(TASK TO COMPLETE) Copy each line that has the string "series" somewhere in it.

(INPUT DATA)
========

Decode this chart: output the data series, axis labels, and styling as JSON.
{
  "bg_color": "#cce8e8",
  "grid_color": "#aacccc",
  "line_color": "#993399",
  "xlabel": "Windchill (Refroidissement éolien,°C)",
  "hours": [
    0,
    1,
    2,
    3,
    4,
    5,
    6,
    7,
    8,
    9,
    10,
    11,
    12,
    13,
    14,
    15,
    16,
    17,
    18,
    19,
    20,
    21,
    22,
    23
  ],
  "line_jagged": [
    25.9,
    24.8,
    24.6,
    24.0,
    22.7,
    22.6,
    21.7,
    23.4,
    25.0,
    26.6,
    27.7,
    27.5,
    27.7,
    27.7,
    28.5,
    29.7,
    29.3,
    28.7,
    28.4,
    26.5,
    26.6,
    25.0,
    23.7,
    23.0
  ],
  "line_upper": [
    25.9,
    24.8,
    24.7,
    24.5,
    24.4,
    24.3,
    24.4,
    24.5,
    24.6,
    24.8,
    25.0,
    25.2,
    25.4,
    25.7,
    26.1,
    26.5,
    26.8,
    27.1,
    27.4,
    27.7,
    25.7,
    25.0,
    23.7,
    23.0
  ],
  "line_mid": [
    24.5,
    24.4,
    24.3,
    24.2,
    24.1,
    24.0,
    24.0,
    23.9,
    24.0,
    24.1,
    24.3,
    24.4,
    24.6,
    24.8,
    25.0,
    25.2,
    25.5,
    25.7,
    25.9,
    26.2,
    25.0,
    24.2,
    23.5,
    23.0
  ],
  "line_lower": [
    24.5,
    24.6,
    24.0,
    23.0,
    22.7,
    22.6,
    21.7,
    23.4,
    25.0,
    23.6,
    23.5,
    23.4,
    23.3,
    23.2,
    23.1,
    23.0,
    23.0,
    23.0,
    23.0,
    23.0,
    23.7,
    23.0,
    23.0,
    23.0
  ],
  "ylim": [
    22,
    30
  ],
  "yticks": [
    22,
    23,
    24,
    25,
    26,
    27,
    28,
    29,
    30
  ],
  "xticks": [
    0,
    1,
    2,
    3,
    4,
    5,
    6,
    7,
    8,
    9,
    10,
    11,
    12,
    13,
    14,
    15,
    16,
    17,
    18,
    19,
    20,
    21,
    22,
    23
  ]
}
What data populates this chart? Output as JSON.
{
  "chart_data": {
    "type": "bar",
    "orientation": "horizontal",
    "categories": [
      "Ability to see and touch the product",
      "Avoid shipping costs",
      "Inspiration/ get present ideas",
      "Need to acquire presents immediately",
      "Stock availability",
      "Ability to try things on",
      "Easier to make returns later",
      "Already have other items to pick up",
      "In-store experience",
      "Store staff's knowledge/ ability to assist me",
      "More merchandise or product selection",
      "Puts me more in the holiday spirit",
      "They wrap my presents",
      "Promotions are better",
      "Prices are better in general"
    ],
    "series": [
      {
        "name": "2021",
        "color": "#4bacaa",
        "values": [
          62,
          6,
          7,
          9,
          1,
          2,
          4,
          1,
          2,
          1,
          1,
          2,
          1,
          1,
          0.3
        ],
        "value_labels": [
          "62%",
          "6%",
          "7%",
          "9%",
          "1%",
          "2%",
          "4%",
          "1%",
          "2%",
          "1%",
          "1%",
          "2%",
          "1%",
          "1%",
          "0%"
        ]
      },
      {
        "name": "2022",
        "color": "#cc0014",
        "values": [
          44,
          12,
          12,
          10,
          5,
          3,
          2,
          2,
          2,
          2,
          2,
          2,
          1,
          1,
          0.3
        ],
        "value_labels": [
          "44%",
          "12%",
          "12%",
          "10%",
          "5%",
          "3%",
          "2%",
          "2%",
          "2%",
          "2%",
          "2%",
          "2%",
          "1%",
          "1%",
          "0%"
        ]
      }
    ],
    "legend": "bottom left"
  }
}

========

(REPLY TO THE EXERCISE)
Decode this chart: output the data series, axis labels, and styling as JSON.
    "series": [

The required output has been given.